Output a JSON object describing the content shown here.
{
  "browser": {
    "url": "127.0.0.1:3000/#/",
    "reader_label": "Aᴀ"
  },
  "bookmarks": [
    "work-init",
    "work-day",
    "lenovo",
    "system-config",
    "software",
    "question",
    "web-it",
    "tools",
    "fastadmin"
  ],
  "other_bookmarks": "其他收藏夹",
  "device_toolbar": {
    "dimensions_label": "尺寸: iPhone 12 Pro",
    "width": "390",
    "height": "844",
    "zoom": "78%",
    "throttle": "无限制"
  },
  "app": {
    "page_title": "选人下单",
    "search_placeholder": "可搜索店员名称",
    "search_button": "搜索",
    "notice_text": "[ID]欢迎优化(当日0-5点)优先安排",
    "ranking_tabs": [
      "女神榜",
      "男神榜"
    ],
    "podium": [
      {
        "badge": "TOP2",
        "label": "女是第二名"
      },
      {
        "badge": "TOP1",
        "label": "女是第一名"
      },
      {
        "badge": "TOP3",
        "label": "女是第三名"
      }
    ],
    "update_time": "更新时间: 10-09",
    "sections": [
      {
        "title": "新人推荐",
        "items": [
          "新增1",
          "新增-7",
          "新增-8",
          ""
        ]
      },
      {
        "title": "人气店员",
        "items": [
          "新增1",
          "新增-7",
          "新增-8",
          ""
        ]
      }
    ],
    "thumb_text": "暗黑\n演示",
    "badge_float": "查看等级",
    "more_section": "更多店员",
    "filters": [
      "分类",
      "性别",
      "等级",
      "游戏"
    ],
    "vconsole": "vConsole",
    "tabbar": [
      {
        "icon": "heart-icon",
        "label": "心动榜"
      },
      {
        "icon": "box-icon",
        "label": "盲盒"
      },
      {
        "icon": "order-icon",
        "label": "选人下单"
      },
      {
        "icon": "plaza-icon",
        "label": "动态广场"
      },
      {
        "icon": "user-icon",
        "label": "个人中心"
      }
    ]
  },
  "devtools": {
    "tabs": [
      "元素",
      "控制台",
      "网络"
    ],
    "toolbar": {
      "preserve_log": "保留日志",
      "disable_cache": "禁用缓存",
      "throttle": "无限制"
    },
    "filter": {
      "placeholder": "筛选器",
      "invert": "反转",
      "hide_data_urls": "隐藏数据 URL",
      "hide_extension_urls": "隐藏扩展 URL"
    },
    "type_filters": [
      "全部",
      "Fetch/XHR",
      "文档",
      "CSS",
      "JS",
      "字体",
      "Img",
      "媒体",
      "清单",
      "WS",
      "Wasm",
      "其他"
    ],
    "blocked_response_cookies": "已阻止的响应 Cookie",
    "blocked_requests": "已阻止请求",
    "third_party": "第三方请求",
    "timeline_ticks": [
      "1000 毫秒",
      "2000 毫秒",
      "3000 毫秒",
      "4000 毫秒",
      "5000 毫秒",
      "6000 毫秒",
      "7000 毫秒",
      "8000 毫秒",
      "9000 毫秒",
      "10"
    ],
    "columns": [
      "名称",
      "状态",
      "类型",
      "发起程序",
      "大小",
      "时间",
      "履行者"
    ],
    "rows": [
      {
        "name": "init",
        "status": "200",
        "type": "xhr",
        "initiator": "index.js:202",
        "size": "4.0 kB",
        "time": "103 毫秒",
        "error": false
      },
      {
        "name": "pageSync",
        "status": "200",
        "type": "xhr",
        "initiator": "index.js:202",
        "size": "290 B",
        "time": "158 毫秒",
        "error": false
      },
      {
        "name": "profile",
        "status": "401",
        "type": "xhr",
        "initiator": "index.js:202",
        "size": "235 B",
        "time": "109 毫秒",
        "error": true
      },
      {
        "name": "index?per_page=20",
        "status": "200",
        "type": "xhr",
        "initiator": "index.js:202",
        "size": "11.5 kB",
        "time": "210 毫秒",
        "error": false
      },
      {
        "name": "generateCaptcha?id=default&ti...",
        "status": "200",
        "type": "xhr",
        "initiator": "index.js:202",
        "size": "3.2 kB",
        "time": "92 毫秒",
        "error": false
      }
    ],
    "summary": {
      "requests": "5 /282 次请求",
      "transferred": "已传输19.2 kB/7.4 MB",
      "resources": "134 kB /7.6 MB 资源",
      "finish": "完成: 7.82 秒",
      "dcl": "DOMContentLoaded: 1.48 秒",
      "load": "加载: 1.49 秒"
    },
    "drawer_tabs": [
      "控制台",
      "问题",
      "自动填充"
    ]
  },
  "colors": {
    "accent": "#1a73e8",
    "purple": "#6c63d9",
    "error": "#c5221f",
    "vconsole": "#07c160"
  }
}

THE PROBLEM> Each line of the listing should be copied exactly.

SOLUTION TO THE EXERCISE>
Output a JSON object describing the content shown here.
{
  "browser": {
    "url": "127.0.0.1:3000/#/",
    "reader_label": "Aᴀ"
  },
  "bookmarks": [
    "work-init",
    "work-day",
    "lenovo",
    "system-config",
    "software",
    "question",
    "web-it",
    "tools",
    "fastadmin"
  ],
  "other_bookmarks": "其他收藏夹",
  "device_toolbar": {
    "dimensions_label": "尺寸: iPhone 12 Pro",
    "width": "390",
    "height": "844",
    "zoom": "78%",
    "throttle": "无限制"
  },
  "app": {
    "page_title": "选人下单",
    "search_placeholder": "可搜索店员名称",
    "search_button": "搜索",
    "notice_text": "[ID]欢迎优化(当日0-5点)优先安排",
    "ranking_tabs": [
      "女神榜",
      "男神榜"
    ],
    "podium": [
      {
        "badge": "TOP2",
        "label": "女是第二名"
      },
      {
        "badge": "TOP1",
        "label": "女是第一名"
      },
      {
        "badge": "TOP3",
        "label": "女是第三名"
      }
    ],
    "update_time": "更新时间: 10-09",
    "sections": [
      {
        "title": "新人推荐",
        "items": [
          "新增1",
          "新增-7",
          "新增-8",
          ""
        ]
      },
      {
        "title": "人气店员",
        "items": [
          "新增1",
          "新增-7",
          "新增-8",
          ""
        ]
      }
    ],
    "thumb_text": "暗黑\n演示",
    "badge_float": "查看等级",
    "more_section": "更多店员",
    "filters": [
      "分类",
      "性别",
      "等级",
      "游戏"
    ],
    "vconsole": "vConsole",
    "tabbar": [
      {
        "icon": "heart-icon",
        "label": "心动榜"
      },
      {
        "icon": "box-icon",
        "label": "盲盒"
      },
      {
        "icon": "order-icon",
        "label": "选人下单"
      },
      {
        "icon": "plaza-icon",
        "label": "动态广场"
      },
      {
        "icon": "user-icon",
        "label": "个人中心"
      }
    ]
  },
  "devtools": {
    "tabs": [
      "元素",
      "控制台",
      "网络"
    ],
    "toolbar": {
      "preserve_log": "保留日志",
      "disable_cache": "禁用缓存",
      "throttle": "无限制"
    },
    "filter": {
      "placeholder": "筛选器",
      "invert": "反转",
      "hide_data_urls": "隐藏数据 URL",
      "hide_extension_urls": "隐藏扩展 URL"
    },
    "type_filters": [
      "全部",
      "Fetch/XHR",
      "文档",
      "CSS",
      "JS",
      "字体",
      "Img",
      "媒体",
      "清单",
      "WS",
      "Wasm",
      "其他"
    ],
    "blocked_response_cookies": "已阻止的响应 Cookie",
    "blocked_requests": "已阻止请求",
    "third_party": "第三方请求",
    "timeline_ticks": [
      "1000 毫秒",
      "2000 毫秒",
      "3000 毫秒",
      "4000 毫秒",
      "5000 毫秒",
      "6000 毫秒",
      "7000 毫秒",
      "8000 毫秒",
      "9000 毫秒",
      "10"
    ],
    "columns": [
      "名称",
      "状态",
      "类型",
      "发起程序",
      "大小",
      "时间",
      "履行者"
    ],
    "rows": [
      {
        "name": "init",
        "status": "200",
        "type": "xhr",
        "initiator": "index.js:202",
        "size": "4.0 kB",
        "time": "103 毫秒",
        "error": false
      },
      {
        "name": "pageSync",
        "status": "200",
        "type": "xhr",
        "initiator": "index.js:202",
        "size": "290 B",
        "time": "158 毫秒",
        "error": false
      },
      {
        "name": "profile",
        "status": "401",
        "type": "xhr",
        "initiator": "index.js:202",
        "size": "235 B",
        "time": "109 毫秒",
        "error": true
      },
      {
        "name": "index?per_page=20",
        "status": "200",
        "type": "xhr",
        "initiator": "index.js:202",
        "size": "11.5 kB",
        "time": "210 毫秒",
        "error": false
      },
      {
        "name": "generateCaptcha?id=default&ti...",
        "status": "200",
        "type": "xhr",
        "initiator": "index.js:202",
        "size": "3.2 kB",
        "time": "92 毫秒",
        "error": false
      }
    ],
    "summary": {
      "requests": "5 /282 次请求",
      "transferred": "已传输19.2 kB/7.4 MB",
      "resources": "134 kB /7.6 MB 资源",
      "finish": "完成: 7.82 秒",
      "dcl": "DOMContentLoaded: 1.48 秒",
      "load": "加载: 1.49 秒"
    },
    "drawer_tabs": [
      "控制台",
      "问题",
      "自动填充"
    ]
  },
  "colors": {
    "accent": "#1a73e8",
    "purple": "#6c63d9",
    "error": "#c5221f",
    "vconsole": "#07c160"
  }
}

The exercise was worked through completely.